Job
Look for "icon" in each line of the entries, and return the matching lines.

>> start Provided data

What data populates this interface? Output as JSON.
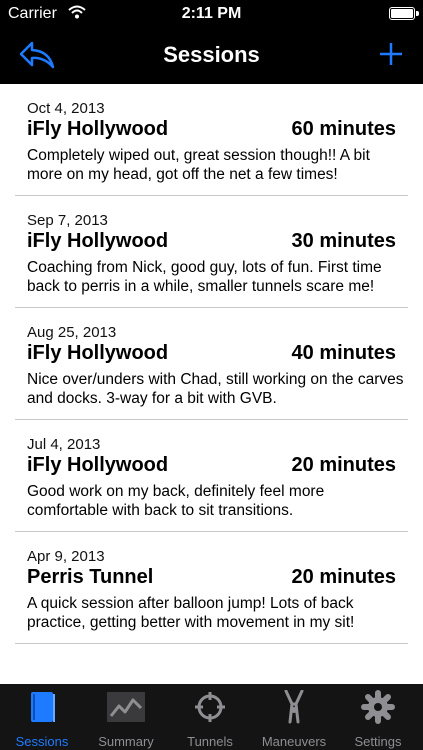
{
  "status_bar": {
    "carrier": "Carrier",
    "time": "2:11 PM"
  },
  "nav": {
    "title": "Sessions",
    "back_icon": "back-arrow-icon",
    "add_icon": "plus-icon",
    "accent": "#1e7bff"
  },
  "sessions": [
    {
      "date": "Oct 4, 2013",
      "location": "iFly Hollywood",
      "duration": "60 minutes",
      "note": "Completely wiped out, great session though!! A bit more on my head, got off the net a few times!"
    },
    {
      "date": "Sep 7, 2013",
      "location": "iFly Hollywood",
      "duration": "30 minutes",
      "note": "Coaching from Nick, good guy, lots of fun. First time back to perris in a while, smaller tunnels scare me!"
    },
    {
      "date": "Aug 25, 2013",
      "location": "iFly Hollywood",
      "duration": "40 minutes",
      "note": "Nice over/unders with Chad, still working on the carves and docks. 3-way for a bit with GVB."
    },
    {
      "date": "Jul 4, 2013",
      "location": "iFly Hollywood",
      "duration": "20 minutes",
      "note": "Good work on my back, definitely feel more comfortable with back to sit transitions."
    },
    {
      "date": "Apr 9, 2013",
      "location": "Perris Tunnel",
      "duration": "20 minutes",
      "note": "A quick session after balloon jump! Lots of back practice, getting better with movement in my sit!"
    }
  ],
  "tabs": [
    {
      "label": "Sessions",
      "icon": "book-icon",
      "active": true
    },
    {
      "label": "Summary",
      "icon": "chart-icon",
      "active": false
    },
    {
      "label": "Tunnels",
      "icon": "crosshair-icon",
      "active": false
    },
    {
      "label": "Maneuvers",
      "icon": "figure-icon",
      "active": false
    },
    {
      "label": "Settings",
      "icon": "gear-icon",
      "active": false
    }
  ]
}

>> end Provided data
>> start Provided data

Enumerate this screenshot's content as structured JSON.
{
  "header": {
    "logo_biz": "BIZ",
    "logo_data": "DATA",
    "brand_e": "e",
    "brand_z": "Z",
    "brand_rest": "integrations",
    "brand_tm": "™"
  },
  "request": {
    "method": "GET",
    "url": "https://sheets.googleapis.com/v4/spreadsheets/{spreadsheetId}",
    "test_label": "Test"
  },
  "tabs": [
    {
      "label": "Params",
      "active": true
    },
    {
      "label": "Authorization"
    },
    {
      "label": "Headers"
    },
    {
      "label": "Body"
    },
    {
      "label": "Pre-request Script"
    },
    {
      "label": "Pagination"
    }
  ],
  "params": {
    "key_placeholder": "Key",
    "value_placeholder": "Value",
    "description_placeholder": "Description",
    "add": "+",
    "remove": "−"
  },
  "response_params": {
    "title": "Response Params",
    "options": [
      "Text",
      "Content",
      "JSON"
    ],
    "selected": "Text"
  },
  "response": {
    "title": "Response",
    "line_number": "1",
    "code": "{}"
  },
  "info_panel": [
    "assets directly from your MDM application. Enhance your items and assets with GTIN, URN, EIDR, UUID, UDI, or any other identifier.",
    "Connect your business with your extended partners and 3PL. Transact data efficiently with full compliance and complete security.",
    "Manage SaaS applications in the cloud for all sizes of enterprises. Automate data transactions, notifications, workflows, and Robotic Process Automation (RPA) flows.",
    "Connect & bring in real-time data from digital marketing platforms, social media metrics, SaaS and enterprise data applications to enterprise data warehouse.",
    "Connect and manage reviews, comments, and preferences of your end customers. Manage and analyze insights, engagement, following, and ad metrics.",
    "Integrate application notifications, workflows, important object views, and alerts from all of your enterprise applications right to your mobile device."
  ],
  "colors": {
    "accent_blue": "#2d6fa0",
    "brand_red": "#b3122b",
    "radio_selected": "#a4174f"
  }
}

>> end Provided data

Answer to this problem
    "back_icon": "back-arrow-icon",
    "add_icon": "plus-icon",
      "icon": "book-icon",
      "icon": "chart-icon",
      "icon": "crosshair-icon",
      "icon": "figure-icon",
      "icon": "gear-icon",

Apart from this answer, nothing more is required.